start RECORDS

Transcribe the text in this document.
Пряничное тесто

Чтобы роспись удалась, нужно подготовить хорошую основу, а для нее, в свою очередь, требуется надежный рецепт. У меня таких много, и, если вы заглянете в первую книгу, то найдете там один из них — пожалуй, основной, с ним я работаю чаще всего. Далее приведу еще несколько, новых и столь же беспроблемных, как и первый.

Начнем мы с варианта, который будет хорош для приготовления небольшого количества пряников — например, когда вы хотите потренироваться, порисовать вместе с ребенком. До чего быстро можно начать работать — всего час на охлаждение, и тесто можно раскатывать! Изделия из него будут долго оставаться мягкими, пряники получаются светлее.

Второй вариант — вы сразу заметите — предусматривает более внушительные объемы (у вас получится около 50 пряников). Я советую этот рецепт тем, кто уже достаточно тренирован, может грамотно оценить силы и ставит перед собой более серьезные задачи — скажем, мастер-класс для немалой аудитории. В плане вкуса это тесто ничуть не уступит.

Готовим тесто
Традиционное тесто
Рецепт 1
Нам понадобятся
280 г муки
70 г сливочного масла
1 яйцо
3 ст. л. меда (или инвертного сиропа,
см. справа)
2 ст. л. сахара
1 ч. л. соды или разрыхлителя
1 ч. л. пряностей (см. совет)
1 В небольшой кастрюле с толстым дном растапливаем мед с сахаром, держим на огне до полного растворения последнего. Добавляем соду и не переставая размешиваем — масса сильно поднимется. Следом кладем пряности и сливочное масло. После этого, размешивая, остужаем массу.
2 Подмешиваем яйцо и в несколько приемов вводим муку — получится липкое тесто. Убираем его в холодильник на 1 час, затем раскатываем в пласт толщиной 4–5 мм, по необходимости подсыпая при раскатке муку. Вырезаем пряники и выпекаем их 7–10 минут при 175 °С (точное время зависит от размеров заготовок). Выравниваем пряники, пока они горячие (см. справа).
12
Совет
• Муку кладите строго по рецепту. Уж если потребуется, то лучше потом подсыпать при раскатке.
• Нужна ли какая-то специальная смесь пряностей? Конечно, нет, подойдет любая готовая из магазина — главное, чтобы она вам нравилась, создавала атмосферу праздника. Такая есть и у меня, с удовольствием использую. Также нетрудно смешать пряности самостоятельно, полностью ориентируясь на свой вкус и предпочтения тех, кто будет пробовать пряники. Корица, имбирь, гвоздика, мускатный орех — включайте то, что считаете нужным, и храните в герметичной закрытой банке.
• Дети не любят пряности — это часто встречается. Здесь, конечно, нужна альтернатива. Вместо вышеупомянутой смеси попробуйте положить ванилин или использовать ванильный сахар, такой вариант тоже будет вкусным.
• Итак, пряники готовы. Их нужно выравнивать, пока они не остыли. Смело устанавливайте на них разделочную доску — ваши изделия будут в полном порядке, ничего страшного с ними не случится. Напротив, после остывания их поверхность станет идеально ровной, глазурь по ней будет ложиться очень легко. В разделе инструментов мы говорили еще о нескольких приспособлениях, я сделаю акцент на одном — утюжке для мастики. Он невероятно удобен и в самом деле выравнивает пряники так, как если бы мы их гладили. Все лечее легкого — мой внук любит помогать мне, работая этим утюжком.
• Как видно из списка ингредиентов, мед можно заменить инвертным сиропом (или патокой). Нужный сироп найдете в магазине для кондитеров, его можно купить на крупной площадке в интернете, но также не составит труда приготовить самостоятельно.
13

end RECORDS

■ **EXERCISE GOAL**:
Copy out each record from above, exactly.

■ **ANSWER TO THE PROBLEM**:
Transcribe the text in this document.
Пряничное тесто

Чтобы роспись удалась, нужно подготовить хорошую основу, а для нее, в свою очередь, требуется надежный рецепт. У меня таких много, и, если вы заглянете в первую книгу, то найдете там один из них — пожалуй, основной, с ним я работаю чаще всего. Далее приведу еще несколько, новых и столь же беспроблемных, как и первый.

Начнем мы с варианта, который будет хорош для приготовления небольшого количества пряников — например, когда вы хотите потренироваться, порисовать вместе с ребенком. До чего быстро можно начать работать — всего час на охлаждение, и тесто можно раскатывать! Изделия из него будут долго оставаться мягкими, пряники получаются светлее.

Второй вариант — вы сразу заметите — предусматривает более внушительные объемы (у вас получится около 50 пряников). Я советую этот рецепт тем, кто уже достаточно тренирован, может грамотно оценить силы и ставит перед собой более серьезные задачи — скажем, мастер-класс для немалой аудитории. В плане вкуса это тесто ничуть не уступит.

Готовим тесто
Традиционное тесто
Рецепт 1
Нам понадобятся
280 г муки
70 г сливочного масла
1 яйцо
3 ст. л. меда (или инвертного сиропа,
см. справа)
2 ст. л. сахара
1 ч. л. соды или разрыхлителя
1 ч. л. пряностей (см. совет)
1 В небольшой кастрюле с толстым дном растапливаем мед с сахаром, держим на огне до полного растворения последнего. Добавляем соду и не переставая размешиваем — масса сильно поднимется. Следом кладем пряности и сливочное масло. После этого, размешивая, остужаем массу.
2 Подмешиваем яйцо и в несколько приемов вводим муку — получится липкое тесто. Убираем его в холодильник на 1 час, затем раскатываем в пласт толщиной 4–5 мм, по необходимости подсыпая при раскатке муку. Вырезаем пряники и выпекаем их 7–10 минут при 175 °С (точное время зависит от размеров заготовок). Выравниваем пряники, пока они горячие (см. справа).
12
Совет
• Муку кладите строго по рецепту. Уж если потребуется, то лучше потом подсыпать при раскатке.
• Нужна ли какая-то специальная смесь пряностей? Конечно, нет, подойдет любая готовая из магазина — главное, чтобы она вам нравилась, создавала атмосферу праздника. Такая есть и у меня, с удовольствием использую. Также нетрудно смешать пряности самостоятельно, полностью ориентируясь на свой вкус и предпочтения тех, кто будет пробовать пряники. Корица, имбирь, гвоздика, мускатный орех — включайте то, что считаете нужным, и храните в герметичной закрытой банке.
• Дети не любят пряности — это часто встречается. Здесь, конечно, нужна альтернатива. Вместо вышеупомянутой смеси попробуйте положить ванилин или использовать ванильный сахар, такой вариант тоже будет вкусным.
• Итак, пряники готовы. Их нужно выравнивать, пока они не остыли. Смело устанавливайте на них разделочную доску — ваши изделия будут в полном порядке, ничего страшного с ними не случится. Напротив, после остывания их поверхность станет идеально ровной, глазурь по ней будет ложиться очень легко. В разделе инструментов мы говорили еще о нескольких приспособлениях, я сделаю акцент на одном — утюжке для мастики. Он невероятно удобен и в самом деле выравнивает пряники так, как если бы мы их гладили. Все лечее легкого — мой внук любит помогать мне, работая этим утюжком.
• Как видно из списка ингредиентов, мед можно заменить инвертным сиропом (или патокой). Нужный сироп найдете в магазине для кондитеров, его можно купить на крупной площадке в интернете, но также не составит труда приготовить самостоятельно.
13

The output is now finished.